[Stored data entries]
-- begin --

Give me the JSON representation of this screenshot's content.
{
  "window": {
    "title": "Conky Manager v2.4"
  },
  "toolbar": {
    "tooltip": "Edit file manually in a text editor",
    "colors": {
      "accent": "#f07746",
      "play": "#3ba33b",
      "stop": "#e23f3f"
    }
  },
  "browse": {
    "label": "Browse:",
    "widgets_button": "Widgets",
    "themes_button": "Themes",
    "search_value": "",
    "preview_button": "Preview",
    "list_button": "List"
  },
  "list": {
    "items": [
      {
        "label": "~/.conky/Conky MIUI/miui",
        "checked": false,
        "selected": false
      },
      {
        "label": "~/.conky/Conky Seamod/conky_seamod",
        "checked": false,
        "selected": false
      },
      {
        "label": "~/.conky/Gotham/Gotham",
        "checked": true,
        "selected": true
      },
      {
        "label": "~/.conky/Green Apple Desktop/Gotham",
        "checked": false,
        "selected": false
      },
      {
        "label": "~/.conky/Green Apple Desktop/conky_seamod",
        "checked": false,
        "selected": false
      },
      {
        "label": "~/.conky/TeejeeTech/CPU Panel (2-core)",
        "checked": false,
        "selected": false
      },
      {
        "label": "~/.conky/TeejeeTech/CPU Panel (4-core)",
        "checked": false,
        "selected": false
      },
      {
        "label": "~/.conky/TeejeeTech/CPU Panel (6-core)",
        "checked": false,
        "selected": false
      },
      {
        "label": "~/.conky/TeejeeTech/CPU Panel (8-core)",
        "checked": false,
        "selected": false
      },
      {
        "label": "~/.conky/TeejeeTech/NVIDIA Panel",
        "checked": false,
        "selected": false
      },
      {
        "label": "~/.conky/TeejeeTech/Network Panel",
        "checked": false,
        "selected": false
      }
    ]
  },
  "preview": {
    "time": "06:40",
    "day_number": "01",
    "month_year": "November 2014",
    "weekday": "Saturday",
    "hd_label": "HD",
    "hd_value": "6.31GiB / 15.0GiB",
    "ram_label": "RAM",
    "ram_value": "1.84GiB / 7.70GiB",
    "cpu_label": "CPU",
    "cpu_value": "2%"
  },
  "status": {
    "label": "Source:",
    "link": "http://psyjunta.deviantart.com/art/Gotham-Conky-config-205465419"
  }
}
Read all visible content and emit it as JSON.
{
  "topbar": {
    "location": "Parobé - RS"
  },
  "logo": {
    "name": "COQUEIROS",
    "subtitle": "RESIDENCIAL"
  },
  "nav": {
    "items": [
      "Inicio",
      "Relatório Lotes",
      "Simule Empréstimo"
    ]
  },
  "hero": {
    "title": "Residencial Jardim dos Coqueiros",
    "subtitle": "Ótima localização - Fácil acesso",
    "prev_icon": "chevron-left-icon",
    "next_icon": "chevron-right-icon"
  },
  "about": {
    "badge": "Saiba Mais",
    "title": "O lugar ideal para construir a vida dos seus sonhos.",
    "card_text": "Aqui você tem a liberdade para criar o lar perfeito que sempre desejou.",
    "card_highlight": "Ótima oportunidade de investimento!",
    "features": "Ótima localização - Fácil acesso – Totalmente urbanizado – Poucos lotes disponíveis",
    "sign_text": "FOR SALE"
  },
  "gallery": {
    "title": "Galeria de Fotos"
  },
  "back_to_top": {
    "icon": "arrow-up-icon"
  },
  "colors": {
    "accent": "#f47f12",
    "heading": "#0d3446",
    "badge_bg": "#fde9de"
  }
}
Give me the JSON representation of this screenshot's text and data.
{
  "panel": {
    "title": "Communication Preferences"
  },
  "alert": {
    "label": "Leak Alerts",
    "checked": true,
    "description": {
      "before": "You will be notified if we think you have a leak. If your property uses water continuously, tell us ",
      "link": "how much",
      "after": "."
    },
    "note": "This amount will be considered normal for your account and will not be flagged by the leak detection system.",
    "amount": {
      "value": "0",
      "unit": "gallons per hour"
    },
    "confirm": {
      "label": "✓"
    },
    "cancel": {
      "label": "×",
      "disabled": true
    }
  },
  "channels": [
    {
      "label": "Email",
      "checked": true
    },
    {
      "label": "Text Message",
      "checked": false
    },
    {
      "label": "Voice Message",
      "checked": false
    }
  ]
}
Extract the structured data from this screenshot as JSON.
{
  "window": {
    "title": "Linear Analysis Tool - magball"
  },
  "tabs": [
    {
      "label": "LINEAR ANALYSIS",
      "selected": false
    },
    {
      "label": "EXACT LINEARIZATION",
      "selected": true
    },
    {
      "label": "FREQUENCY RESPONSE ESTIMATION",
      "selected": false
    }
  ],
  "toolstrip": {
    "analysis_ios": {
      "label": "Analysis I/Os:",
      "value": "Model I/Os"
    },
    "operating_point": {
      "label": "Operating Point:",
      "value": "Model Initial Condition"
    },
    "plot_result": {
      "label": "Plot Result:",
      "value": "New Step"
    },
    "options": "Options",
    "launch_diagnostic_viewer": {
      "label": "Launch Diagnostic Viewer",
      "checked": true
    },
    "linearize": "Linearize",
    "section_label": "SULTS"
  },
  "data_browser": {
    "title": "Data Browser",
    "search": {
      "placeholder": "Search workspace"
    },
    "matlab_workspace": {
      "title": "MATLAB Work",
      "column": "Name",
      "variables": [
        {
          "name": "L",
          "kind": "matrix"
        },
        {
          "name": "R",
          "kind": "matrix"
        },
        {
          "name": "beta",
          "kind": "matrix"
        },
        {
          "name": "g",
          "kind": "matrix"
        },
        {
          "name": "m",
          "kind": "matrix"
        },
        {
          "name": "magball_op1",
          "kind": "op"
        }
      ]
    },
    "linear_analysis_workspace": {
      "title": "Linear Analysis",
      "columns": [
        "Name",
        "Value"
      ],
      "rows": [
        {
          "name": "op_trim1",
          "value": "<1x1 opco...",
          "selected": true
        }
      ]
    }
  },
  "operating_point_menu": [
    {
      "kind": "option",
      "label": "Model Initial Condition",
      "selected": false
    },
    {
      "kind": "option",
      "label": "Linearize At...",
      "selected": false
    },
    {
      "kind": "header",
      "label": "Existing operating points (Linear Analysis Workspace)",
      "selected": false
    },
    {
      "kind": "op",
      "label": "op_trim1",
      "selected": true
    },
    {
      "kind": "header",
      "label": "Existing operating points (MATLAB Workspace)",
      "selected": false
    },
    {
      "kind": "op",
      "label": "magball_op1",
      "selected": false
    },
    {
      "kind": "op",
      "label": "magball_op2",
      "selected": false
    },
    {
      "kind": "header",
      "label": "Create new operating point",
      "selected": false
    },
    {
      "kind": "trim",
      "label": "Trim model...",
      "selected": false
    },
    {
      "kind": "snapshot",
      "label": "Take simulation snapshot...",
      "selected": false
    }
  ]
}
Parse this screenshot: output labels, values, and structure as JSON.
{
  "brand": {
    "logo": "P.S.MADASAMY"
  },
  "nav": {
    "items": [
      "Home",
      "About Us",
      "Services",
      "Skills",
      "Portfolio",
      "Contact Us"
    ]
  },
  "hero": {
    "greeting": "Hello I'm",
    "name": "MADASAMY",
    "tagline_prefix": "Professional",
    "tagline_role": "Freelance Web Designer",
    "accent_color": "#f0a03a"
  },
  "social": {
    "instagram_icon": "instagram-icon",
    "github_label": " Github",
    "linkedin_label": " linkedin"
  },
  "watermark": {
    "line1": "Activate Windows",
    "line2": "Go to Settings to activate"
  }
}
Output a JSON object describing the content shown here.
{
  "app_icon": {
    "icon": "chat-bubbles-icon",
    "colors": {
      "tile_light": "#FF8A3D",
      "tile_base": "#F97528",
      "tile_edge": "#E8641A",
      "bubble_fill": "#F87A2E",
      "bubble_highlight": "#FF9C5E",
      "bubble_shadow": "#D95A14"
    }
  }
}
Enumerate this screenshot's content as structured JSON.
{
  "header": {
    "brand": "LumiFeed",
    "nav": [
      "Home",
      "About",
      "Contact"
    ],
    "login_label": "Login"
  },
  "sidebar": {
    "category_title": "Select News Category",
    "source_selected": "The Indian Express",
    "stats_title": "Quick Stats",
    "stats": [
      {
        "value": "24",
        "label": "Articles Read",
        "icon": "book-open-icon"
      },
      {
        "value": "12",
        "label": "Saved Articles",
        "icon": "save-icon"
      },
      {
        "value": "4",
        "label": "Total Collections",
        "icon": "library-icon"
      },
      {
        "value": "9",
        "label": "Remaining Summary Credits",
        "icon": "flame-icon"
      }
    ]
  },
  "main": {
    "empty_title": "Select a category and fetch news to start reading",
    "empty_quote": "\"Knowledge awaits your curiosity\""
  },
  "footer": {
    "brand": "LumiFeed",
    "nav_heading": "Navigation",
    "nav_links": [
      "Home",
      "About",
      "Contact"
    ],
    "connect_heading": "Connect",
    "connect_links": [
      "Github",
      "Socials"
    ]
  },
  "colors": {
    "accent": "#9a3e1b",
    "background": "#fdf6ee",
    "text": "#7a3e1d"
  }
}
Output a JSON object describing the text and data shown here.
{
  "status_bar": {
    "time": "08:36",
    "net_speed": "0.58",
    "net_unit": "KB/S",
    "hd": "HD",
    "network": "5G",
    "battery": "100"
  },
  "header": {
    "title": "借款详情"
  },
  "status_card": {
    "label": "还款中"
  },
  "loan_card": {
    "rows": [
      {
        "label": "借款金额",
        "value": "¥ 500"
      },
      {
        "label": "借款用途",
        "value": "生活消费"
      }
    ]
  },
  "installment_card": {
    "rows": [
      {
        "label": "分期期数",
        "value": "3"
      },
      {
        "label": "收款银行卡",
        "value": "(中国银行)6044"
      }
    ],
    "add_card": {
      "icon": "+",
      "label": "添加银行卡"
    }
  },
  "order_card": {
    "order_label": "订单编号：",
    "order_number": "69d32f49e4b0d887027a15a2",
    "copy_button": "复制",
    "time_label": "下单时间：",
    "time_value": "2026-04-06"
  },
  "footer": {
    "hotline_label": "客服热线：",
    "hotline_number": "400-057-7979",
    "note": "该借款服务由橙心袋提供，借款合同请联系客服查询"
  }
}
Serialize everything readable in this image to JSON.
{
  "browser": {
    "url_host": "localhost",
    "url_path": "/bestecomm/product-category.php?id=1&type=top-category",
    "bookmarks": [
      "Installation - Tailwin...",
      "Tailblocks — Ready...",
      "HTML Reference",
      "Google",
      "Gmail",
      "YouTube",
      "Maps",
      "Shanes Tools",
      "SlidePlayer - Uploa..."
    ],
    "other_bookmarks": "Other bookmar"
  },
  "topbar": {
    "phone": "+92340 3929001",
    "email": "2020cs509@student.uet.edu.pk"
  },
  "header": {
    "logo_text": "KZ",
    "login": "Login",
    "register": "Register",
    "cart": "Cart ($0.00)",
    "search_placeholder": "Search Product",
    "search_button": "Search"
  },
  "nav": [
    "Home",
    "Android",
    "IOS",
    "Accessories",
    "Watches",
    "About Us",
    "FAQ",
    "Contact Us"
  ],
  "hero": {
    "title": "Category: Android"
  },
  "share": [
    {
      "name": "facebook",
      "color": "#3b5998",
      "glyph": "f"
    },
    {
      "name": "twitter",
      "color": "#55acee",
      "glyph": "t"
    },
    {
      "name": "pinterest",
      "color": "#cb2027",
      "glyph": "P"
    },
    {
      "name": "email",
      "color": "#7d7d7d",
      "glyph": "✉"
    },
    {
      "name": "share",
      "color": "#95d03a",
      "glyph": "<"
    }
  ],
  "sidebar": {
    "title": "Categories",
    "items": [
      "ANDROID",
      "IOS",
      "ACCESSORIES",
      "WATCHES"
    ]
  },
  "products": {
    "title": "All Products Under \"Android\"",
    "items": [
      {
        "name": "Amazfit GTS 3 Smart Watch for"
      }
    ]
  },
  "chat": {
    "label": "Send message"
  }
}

-- end --

Track down every line of the material containing the string "Desktop", and copy it.

The response:
        "label": "~/.conky/Green Apple Desktop/Gotham",
        "label": "~/.conky/Green Apple Desktop/conky_seamod",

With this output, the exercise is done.